= Raw records =
## Start

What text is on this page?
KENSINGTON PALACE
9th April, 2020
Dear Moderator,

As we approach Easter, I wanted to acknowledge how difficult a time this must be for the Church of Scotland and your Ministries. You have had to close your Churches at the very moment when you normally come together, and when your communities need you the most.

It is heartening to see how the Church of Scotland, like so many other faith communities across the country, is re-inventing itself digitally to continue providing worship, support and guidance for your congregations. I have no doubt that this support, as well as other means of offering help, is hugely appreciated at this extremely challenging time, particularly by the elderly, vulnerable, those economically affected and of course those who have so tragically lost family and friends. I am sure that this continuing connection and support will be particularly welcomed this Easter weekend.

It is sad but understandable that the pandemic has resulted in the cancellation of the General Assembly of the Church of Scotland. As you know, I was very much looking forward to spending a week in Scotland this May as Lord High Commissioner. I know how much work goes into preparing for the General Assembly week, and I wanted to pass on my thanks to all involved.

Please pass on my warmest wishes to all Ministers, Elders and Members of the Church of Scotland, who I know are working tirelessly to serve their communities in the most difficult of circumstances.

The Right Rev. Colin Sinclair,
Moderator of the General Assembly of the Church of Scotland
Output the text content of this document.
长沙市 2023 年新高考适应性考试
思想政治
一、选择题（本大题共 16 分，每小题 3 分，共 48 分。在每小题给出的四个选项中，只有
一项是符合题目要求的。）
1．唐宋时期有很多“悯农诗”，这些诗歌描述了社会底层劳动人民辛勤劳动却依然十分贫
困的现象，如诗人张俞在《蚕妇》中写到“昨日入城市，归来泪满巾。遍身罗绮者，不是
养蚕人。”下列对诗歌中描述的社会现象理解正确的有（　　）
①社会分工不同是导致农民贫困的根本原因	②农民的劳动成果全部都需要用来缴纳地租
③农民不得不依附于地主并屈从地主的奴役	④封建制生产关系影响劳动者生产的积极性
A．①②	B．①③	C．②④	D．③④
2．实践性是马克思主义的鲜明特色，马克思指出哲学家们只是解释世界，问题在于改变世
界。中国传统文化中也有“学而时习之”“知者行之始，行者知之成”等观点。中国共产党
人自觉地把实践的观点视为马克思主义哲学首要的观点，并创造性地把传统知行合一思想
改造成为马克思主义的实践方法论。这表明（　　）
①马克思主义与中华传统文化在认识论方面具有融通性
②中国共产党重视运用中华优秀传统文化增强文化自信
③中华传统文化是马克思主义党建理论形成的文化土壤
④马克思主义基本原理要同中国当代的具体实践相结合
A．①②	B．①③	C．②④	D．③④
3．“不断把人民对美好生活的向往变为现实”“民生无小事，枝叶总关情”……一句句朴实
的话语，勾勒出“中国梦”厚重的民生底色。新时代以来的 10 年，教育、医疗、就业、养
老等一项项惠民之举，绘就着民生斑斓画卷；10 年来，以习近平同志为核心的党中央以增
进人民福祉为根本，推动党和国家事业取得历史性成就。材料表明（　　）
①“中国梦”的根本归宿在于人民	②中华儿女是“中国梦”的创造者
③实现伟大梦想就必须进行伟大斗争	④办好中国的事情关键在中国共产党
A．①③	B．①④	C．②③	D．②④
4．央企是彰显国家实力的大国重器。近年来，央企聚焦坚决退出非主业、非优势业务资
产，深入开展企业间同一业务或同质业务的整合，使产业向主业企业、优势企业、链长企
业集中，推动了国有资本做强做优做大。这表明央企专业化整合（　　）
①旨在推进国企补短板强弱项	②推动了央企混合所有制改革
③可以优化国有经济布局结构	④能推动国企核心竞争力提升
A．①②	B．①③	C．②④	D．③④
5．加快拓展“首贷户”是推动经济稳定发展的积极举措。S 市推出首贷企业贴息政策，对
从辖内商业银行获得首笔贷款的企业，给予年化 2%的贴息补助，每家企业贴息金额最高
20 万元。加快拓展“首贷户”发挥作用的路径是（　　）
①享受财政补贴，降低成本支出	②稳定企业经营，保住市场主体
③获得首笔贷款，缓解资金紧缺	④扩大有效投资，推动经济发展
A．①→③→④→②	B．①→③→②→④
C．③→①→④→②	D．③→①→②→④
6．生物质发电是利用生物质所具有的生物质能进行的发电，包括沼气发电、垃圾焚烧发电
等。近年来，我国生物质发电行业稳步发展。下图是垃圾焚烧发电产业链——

## End

= What is asked =
Above are some records. Print them all exactly.

= Response below =
What text is on this page?
KENSINGTON PALACE
9th April, 2020
Dear Moderator,

As we approach Easter, I wanted to acknowledge how difficult a time this must be for the Church of Scotland and your Ministries. You have had to close your Churches at the very moment when you normally come together, and when your communities need you the most.

It is heartening to see how the Church of Scotland, like so many other faith communities across the country, is re-inventing itself digitally to continue providing worship, support and guidance for your congregations. I have no doubt that this support, as well as other means of offering help, is hugely appreciated at this extremely challenging time, particularly by the elderly, vulnerable, those economically affected and of course those who have so tragically lost family and friends. I am sure that this continuing connection and support will be particularly welcomed this Easter weekend.

It is sad but understandable that the pandemic has resulted in the cancellation of the General Assembly of the Church of Scotland. As you know, I was very much looking forward to spending a week in Scotland this May as Lord High Commissioner. I know how much work goes into preparing for the General Assembly week, and I wanted to pass on my thanks to all involved.

Please pass on my warmest wishes to all Ministers, Elders and Members of the Church of Scotland, who I know are working tirelessly to serve their communities in the most difficult of circumstances.

The Right Rev. Colin Sinclair,
Moderator of the General Assembly of the Church of Scotland
Output the text content of this document.
长沙市 2023 年新高考适应性考试
思想政治
一、选择题（本大题共 16 分，每小题 3 分，共 48 分。在每小题给出的四个选项中，只有
一项是符合题目要求的。）
1．唐宋时期有很多“悯农诗”，这些诗歌描述了社会底层劳动人民辛勤劳动却依然十分贫
困的现象，如诗人张俞在《蚕妇》中写到“昨日入城市，归来泪满巾。遍身罗绮者，不是
养蚕人。”下列对诗歌中描述的社会现象理解正确的有（　　）
①社会分工不同是导致农民贫困的根本原因	②农民的劳动成果全部都需要用来缴纳地租
③农民不得不依附于地主并屈从地主的奴役	④封建制生产关系影响劳动者生产的积极性
A．①②	B．①③	C．②④	D．③④
2．实践性是马克思主义的鲜明特色，马克思指出哲学家们只是解释世界，问题在于改变世
界。中国传统文化中也有“学而时习之”“知者行之始，行者知之成”等观点。中国共产党
人自觉地把实践的观点视为马克思主义哲学首要的观点，并创造性地把传统知行合一思想
改造成为马克思主义的实践方法论。这表明（　　）
①马克思主义与中华传统文化在认识论方面具有融通性
②中国共产党重视运用中华优秀传统文化增强文化自信
③中华传统文化是马克思主义党建理论形成的文化土壤
④马克思主义基本原理要同中国当代的具体实践相结合
A．①②	B．①③	C．②④	D．③④
3．“不断把人民对美好生活的向往变为现实”“民生无小事，枝叶总关情”……一句句朴实
的话语，勾勒出“中国梦”厚重的民生底色。新时代以来的 10 年，教育、医疗、就业、养
老等一项项惠民之举，绘就着民生斑斓画卷；10 年来，以习近平同志为核心的党中央以增
进人民福祉为根本，推动党和国家事业取得历史性成就。材料表明（　　）
①“中国梦”的根本归宿在于人民	②中华儿女是“中国梦”的创造者
③实现伟大梦想就必须进行伟大斗争	④办好中国的事情关键在中国共产党
A．①③	B．①④	C．②③	D．②④
4．央企是彰显国家实力的大国重器。近年来，央企聚焦坚决退出非主业、非优势业务资
产，深入开展企业间同一业务或同质业务的整合，使产业向主业企业、优势企业、链长企
业集中，推动了国有资本做强做优做大。这表明央企专业化整合（　　）
①旨在推进国企补短板强弱项	②推动了央企混合所有制改革
③可以优化国有经济布局结构	④能推动国企核心竞争力提升
A．①②	B．①③	C．②④	D．③④
5．加快拓展“首贷户”是推动经济稳定发展的积极举措。S 市推出首贷企业贴息政策，对
从辖内商业银行获得首笔贷款的企业，给予年化 2%的贴息补助，每家企业贴息金额最高
20 万元。加快拓展“首贷户”发挥作用的路径是（　　）
①享受财政补贴，降低成本支出	②稳定企业经营，保住市场主体
③获得首笔贷款，缓解资金紧缺	④扩大有效投资，推动经济发展
A．①→③→④→②	B．①→③→②→④
C．③→①→④→②	D．③→①→②→④
6．生物质发电是利用生物质所具有的生物质能进行的发电，包括沼气发电、垃圾焚烧发电
等。近年来，我国生物质发电行业稳步发展。下图是垃圾焚烧发电产业链——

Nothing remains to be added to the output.